* Task statement
Copy out each line below that has the word "Gave" in it.

* Data for review
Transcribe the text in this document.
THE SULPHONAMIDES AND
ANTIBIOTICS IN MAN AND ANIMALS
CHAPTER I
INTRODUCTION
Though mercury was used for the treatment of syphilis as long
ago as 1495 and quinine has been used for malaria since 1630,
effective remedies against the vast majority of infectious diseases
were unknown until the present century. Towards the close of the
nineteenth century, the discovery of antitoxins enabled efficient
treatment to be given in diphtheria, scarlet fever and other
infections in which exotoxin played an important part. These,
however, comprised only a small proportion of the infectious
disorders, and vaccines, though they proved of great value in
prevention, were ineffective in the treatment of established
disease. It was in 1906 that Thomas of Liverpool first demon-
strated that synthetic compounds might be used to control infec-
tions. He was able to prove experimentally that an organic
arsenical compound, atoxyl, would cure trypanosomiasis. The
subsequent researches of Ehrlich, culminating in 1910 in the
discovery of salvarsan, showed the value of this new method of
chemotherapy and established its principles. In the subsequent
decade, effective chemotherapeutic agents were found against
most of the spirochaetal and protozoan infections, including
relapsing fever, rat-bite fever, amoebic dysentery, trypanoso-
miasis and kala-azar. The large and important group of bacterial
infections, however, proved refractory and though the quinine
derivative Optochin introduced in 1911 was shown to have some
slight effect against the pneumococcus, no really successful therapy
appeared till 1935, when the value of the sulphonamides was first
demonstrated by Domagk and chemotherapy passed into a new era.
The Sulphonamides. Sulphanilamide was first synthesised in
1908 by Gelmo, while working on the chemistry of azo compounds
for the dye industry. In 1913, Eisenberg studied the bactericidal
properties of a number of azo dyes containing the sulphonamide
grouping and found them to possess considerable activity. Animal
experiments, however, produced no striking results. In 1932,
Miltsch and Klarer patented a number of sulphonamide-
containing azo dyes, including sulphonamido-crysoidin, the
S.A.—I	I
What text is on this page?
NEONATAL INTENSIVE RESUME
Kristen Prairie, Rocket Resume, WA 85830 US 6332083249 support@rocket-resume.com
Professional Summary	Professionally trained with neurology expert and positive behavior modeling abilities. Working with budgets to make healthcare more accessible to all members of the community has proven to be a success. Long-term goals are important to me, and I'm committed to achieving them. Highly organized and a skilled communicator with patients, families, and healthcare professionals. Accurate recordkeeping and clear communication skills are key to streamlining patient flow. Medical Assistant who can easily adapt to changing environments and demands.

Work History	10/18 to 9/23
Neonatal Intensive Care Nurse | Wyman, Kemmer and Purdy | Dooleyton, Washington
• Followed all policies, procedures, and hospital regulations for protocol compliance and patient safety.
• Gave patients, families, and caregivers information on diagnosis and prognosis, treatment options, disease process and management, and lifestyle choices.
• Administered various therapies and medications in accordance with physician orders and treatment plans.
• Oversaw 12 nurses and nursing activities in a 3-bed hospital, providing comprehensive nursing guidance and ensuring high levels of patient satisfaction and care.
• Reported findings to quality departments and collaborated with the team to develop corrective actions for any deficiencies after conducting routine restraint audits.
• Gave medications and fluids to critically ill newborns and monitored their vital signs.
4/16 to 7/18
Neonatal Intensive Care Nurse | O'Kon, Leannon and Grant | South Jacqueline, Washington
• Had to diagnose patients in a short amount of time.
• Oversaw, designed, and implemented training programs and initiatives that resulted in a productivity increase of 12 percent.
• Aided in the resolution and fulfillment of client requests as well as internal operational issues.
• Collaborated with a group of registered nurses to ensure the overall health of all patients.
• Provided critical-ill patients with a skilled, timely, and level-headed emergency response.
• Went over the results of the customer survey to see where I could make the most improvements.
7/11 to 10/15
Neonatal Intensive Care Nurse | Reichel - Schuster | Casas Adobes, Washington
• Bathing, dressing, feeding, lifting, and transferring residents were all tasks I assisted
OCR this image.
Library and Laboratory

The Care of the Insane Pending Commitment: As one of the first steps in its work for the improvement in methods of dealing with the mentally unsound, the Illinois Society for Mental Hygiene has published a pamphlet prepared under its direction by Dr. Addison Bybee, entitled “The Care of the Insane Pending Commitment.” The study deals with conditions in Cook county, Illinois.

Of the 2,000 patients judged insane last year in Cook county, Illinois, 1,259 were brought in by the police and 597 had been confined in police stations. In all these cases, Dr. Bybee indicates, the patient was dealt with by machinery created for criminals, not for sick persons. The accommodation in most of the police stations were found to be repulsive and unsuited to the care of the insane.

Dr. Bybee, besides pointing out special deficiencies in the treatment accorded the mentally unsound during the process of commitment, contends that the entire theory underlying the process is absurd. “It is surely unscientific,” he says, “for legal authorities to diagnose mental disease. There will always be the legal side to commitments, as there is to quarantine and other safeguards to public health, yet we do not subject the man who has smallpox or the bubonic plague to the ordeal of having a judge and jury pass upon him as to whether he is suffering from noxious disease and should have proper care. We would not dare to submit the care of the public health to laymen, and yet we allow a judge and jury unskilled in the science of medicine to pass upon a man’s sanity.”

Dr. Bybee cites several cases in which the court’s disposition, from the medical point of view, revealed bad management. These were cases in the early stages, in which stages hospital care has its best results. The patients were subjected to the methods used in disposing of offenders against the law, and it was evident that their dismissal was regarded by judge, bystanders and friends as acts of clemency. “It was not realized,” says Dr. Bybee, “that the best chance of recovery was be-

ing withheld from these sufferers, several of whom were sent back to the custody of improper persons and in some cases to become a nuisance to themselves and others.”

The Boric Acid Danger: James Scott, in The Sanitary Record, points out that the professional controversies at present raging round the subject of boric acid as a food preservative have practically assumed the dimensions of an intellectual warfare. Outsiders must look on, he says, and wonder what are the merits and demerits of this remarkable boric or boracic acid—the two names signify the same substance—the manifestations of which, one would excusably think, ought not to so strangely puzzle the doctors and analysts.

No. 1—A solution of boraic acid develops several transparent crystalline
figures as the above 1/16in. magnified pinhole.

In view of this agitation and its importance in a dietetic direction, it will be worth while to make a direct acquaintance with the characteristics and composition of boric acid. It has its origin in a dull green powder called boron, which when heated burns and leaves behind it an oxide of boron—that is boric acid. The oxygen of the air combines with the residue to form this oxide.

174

* Completed task
• Gave patients, families, and caregivers information on diagnosis and prognosis, treatment options, disease process and management, and lifestyle choices.
• Gave medications and fluids to critically ill newborns and monitored their vital signs.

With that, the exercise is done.